__Instructions for the task__
Find every line in the records below that contains the word "processes", and copy each such line.

--- Start ---

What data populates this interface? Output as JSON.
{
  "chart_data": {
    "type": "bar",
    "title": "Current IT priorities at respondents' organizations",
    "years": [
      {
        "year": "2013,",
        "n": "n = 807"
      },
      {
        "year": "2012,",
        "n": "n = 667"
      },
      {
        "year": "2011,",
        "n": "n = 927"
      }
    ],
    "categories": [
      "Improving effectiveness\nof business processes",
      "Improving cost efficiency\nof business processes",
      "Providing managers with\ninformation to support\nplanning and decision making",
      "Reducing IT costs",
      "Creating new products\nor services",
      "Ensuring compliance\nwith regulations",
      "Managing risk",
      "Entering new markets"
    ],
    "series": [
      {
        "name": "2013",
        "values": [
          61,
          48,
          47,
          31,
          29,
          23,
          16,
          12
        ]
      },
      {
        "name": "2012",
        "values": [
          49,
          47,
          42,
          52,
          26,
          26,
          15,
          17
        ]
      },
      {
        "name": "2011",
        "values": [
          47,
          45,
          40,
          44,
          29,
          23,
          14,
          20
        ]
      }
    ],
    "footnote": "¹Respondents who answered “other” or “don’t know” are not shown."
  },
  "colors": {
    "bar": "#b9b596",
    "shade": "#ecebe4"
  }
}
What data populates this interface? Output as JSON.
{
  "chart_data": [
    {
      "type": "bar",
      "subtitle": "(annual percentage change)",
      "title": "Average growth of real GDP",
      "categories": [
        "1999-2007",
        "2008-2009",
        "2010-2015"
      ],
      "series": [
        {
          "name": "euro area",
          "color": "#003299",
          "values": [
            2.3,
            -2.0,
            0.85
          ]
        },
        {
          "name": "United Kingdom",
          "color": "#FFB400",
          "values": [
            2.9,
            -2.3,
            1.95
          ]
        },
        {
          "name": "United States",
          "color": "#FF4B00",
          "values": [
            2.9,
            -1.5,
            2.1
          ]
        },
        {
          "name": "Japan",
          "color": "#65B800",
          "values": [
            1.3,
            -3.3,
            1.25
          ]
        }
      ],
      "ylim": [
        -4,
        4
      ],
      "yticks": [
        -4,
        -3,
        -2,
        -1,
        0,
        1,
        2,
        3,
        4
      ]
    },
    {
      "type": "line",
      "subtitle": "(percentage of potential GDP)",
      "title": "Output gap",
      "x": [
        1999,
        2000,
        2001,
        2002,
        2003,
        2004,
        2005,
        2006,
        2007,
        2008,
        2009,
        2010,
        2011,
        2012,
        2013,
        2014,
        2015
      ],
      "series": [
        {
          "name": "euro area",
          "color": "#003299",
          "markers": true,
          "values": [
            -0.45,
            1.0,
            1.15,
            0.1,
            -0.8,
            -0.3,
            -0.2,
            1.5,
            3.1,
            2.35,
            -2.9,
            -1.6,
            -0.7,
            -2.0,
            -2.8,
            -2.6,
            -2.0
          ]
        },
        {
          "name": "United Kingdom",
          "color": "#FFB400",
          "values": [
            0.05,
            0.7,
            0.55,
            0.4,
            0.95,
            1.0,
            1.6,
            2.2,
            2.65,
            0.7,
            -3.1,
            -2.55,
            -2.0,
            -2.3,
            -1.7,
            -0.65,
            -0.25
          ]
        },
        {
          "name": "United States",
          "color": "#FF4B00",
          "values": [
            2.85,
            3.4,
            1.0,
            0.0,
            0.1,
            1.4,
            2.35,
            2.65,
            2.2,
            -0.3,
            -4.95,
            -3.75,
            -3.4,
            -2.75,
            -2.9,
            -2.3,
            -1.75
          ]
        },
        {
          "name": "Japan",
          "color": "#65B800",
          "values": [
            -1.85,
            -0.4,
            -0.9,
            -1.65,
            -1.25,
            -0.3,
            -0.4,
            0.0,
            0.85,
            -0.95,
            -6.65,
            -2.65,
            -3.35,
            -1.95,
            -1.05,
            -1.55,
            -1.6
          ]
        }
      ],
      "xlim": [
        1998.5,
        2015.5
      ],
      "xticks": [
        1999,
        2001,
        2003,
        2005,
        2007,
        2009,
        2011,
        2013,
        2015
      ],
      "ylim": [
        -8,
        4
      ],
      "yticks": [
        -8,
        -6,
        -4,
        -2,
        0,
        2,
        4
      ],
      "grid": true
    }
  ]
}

--- End ---

__Correct output__
      "Improving effectiveness\nof business processes",
      "Improving cost efficiency\nof business processes",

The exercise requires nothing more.